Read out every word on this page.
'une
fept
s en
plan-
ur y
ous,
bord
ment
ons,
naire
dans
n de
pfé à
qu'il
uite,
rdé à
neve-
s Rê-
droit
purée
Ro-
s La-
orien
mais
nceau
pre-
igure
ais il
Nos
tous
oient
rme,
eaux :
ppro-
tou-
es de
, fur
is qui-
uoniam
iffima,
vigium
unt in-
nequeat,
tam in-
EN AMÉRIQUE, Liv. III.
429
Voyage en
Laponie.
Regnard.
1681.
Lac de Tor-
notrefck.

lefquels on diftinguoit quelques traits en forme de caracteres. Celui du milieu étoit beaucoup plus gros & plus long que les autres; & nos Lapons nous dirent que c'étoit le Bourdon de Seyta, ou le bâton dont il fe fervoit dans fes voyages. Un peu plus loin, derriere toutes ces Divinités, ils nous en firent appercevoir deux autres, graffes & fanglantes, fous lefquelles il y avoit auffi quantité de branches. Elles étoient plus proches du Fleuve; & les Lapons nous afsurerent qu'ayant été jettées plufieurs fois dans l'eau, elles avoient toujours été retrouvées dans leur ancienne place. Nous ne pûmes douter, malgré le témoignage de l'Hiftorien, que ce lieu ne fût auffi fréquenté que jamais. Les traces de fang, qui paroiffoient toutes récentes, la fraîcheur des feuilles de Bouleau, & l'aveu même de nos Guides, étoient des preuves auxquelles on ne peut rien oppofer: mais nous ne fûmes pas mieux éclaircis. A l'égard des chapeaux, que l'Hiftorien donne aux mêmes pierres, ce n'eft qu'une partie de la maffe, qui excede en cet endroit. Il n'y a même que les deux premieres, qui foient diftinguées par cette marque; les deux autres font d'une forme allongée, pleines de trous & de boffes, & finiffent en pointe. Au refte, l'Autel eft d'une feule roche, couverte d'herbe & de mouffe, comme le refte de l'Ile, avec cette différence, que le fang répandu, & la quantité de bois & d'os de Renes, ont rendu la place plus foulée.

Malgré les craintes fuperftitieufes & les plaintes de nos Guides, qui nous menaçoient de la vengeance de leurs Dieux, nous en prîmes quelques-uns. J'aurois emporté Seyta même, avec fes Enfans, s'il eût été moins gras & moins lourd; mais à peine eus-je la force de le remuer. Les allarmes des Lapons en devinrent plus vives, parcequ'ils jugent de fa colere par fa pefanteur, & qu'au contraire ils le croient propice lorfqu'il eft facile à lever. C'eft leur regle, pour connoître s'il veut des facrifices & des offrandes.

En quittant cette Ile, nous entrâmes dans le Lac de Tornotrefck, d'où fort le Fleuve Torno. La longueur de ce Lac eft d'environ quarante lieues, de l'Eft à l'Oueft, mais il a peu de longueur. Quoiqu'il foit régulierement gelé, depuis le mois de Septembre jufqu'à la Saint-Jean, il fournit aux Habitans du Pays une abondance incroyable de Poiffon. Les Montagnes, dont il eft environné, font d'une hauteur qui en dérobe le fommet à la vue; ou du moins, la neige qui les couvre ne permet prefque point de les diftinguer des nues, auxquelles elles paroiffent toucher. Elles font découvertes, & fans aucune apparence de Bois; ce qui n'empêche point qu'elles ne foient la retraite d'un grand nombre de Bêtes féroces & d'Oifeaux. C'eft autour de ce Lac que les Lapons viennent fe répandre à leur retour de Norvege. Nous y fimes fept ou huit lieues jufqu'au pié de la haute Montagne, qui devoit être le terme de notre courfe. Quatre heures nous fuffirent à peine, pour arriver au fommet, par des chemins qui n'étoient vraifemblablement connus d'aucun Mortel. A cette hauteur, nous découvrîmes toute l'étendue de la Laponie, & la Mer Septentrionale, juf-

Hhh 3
• • • • •
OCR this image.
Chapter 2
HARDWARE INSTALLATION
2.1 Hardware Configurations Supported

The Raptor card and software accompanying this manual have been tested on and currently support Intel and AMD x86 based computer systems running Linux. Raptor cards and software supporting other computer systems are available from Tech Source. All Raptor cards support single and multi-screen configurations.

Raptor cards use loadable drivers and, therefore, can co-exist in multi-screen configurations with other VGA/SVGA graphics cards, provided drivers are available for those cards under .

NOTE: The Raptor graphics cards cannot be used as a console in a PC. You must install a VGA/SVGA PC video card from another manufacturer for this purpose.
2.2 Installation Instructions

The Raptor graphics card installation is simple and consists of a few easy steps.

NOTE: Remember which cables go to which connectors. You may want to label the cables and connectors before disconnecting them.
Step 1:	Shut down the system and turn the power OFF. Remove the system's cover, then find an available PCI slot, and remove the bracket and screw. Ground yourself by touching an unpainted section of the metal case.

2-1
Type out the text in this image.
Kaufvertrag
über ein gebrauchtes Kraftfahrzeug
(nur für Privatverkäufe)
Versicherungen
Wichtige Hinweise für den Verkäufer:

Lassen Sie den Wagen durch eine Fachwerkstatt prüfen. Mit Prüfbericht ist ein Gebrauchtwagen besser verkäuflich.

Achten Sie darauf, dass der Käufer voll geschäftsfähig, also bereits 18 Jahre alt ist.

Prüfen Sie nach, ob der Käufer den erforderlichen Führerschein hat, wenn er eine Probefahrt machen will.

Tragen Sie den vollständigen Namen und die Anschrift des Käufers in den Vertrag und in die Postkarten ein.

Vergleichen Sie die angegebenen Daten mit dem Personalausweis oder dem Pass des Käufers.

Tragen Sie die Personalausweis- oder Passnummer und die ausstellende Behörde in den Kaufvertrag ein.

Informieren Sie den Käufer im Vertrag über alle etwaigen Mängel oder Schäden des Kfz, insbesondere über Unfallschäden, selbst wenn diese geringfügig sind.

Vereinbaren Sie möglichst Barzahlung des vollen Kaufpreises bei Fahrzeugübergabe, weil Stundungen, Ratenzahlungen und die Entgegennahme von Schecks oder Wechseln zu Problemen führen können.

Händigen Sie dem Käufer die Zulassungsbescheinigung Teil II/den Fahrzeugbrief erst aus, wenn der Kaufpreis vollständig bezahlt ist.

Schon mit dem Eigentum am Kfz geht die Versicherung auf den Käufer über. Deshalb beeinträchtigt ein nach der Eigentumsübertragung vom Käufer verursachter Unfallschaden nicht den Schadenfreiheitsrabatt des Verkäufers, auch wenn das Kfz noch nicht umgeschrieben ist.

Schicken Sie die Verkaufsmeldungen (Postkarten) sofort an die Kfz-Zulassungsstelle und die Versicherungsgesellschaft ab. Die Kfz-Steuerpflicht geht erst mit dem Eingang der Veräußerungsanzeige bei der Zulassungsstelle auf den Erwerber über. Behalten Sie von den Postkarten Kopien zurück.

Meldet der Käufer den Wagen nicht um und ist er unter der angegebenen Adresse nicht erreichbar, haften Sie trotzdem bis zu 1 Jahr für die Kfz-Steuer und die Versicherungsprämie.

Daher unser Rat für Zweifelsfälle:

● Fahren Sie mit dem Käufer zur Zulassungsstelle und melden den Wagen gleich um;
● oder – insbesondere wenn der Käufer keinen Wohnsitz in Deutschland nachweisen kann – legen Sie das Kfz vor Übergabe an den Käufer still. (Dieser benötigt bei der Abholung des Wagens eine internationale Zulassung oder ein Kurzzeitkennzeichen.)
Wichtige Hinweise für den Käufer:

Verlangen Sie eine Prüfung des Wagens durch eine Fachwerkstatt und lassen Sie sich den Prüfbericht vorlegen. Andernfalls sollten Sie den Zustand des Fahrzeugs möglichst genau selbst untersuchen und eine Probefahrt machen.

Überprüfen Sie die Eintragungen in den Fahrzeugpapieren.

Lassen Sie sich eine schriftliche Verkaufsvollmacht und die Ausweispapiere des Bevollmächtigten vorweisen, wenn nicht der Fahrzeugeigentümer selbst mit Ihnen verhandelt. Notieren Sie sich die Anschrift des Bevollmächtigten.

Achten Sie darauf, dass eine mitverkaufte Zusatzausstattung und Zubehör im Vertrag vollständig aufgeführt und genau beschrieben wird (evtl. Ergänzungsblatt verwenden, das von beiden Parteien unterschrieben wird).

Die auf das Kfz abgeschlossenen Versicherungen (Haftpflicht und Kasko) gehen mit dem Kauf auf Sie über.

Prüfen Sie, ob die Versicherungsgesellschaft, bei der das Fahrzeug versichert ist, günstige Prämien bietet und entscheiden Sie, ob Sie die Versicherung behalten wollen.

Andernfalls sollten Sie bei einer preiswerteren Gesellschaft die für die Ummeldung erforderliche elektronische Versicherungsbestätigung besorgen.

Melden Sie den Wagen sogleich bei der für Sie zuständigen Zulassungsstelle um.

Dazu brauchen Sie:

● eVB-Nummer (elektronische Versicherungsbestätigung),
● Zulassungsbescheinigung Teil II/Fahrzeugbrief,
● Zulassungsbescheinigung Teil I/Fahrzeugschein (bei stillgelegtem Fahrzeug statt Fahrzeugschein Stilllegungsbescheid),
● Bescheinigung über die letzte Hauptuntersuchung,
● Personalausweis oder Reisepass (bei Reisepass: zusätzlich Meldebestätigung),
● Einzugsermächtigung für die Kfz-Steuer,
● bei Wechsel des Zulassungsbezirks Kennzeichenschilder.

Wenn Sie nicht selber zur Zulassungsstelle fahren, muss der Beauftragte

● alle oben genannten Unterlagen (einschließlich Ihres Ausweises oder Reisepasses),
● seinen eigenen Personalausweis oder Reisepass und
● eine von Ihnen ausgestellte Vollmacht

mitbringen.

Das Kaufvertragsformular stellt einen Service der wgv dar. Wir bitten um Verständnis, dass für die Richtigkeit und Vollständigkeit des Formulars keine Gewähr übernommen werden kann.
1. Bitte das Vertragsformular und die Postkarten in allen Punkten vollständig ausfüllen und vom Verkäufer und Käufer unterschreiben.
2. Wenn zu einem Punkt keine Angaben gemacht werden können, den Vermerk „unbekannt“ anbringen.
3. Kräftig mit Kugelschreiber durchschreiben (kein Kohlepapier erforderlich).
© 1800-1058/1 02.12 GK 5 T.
• • • • •
**Instruction**:
Pick out every line above that holds the word "Fachwerkstatt" and copy it.

**The response**:
Lassen Sie den Wagen durch eine Fachwerkstatt prüfen. Mit Prüfbericht ist ein Gebrauchtwagen besser verkäuflich.
Verlangen Sie eine Prüfung des Wagens durch eine Fachwerkstatt und lassen Sie sich den Prüfbericht vorlegen. Andernfalls sollten Sie den Zustand des Fahrzeugs möglichst genau selbst untersuchen und eine Probefahrt machen.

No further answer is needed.